Activity 1 — List every person named in the article on the one love armband below.
Activity 2 —
Answer these questions using the article on the one love armband below.
(a) During which match was Alex Scott working for the BBC when she wore the armband?
(b) What is the maximum penalty for being gay in Qatar?
(c) What sanction on players wearing the armband does the article mention FIFA threatening?
Activity 3 — Carry on the article on the one love armband below from its last sentence.

Reading text —
____________

While working for the BBC during England’s World Cup opener against Iran, Alex Scott wore the one love armband to show her support for the LGTBQ+ community.

Paul Amann founder of LGTBQ+ Liverpool fan group stated: “It’s fantastic to see Alex Scott standing forth making sure that she was visible and showing her solidarity.”

Alex Scott MBE, a former Arsenal and England international, is now a presenter for the BBC at the 2022 World Cup Finals. Ms Scott explained in her recent memoirs that she has previously dated both men and women and proudly wore the one love armband while in Doha.

Kop Outs Logo (c) Kop Outs
Kop Outs Logo (c) Kop Outs

Qatar is currently hosting the first FIFA World Cup in the Middle East, but the competition has been shrouded in controversy over Qatar’s stance on human rights.

In Qatar it is illegal to be gay, with a maximum penalty of seven years in prison. Gay rights campaigner Peter Tatchell recently said: “LGBT Qataris are subject to online entrapment, ‘honour’ killing, jailing and forced conversion therapy”.”

The FA promised that England would wear the one love arm band throughout the tournament to show solidarity with those who suffer due to Qatar’s lack of human rights but decided against it in the eleventh hour due to threats of sanctions to be placed on the team by FIFA, including yellow cards for players wearing the armband.

____________

Provided information —
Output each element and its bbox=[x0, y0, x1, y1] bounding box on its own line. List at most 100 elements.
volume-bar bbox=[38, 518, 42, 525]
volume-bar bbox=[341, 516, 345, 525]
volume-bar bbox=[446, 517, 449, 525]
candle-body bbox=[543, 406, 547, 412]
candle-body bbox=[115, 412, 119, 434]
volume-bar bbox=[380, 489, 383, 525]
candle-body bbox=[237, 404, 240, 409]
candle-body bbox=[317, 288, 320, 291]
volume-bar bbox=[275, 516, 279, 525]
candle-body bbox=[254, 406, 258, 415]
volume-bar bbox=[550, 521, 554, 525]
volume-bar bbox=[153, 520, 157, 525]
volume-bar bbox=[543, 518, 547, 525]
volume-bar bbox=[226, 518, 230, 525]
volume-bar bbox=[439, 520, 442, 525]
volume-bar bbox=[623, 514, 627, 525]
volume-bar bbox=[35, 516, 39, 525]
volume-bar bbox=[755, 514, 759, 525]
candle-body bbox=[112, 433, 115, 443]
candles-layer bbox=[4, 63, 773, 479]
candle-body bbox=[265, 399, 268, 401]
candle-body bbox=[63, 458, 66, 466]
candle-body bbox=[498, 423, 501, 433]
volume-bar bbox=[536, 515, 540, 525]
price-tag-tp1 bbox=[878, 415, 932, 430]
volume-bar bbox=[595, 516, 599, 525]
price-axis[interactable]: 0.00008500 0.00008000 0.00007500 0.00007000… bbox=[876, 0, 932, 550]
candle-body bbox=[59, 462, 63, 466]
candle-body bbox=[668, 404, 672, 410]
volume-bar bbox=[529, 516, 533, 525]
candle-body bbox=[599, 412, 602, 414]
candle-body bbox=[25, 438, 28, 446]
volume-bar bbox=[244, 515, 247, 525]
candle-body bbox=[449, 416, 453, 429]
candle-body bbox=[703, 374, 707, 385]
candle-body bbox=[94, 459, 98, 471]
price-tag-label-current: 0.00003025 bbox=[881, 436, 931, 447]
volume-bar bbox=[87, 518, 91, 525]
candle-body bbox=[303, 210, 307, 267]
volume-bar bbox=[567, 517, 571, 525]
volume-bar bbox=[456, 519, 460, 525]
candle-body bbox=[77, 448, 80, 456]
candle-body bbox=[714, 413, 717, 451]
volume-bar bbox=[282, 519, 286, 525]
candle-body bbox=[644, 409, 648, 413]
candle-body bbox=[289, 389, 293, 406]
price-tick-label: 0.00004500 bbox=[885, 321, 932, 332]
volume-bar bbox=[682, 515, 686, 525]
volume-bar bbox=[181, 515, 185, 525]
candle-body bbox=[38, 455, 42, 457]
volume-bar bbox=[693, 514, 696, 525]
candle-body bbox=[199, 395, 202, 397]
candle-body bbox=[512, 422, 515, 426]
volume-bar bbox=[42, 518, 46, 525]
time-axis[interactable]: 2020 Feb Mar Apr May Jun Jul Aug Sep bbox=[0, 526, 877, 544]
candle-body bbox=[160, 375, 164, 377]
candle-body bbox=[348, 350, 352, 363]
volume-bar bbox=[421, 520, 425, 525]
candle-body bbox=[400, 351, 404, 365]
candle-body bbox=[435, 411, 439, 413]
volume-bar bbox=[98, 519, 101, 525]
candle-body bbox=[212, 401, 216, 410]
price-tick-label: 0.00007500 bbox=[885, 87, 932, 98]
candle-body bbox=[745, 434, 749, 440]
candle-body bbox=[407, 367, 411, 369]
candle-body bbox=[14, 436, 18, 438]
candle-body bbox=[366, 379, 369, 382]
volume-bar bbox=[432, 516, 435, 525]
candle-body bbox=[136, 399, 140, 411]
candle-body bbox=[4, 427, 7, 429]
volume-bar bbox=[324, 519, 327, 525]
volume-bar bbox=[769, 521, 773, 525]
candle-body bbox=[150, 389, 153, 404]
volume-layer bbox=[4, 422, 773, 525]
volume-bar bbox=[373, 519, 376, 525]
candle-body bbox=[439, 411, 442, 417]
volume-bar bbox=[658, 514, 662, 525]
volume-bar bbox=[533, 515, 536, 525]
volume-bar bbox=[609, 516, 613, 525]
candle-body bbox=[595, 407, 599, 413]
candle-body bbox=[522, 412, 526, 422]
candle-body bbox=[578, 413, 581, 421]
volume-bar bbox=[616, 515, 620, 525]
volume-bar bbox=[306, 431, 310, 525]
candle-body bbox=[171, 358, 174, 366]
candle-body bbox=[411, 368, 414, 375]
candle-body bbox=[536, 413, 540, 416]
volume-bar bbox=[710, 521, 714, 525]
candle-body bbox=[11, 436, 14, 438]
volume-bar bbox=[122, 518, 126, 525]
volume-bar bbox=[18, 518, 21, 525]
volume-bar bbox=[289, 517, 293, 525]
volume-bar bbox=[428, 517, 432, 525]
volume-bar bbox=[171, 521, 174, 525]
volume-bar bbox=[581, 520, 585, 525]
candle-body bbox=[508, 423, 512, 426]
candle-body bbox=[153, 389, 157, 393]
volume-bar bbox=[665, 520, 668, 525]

____________

Answer area 1 — Alex Scott, Paul Amann, Peter Tatchell

Answer area 2 —
(a) England's World Cup opener against Iran
(b) Seven years in prison
(c) Yellow cards

Answer area 3 —
Mr Amann claimed: “It was a pretty weak offer of solidarity in the first place; even that is now withdrawn under the lightest of threats basically.

“The number of times you see a player take a yellow card for taking their shirt off, things that they’ll do quite consciously and yet that they won’t do something quite consciously to show real solidarity is disappointing.”

Popular Liverpool venue Camp And Furnace in the Baltic Triangle have stated that they will not be showing any of the World Cup in protest at the lack of human rights in Qatar.

Lewis Jennings, who created the “Loud and Proud” podcast celebrating the LGTBQ+ community in Liverpool, stated: “Fair play on the bars that are doing it because for a lot of bars the World Cup will bring a lot of money in.

“I have no problem with the bars that are showing it – it’s the World Cup at the end of the day … whether they show it or not I don’t know if it’s going to make a massive difference, but I do appreciate the bars that are coming together.”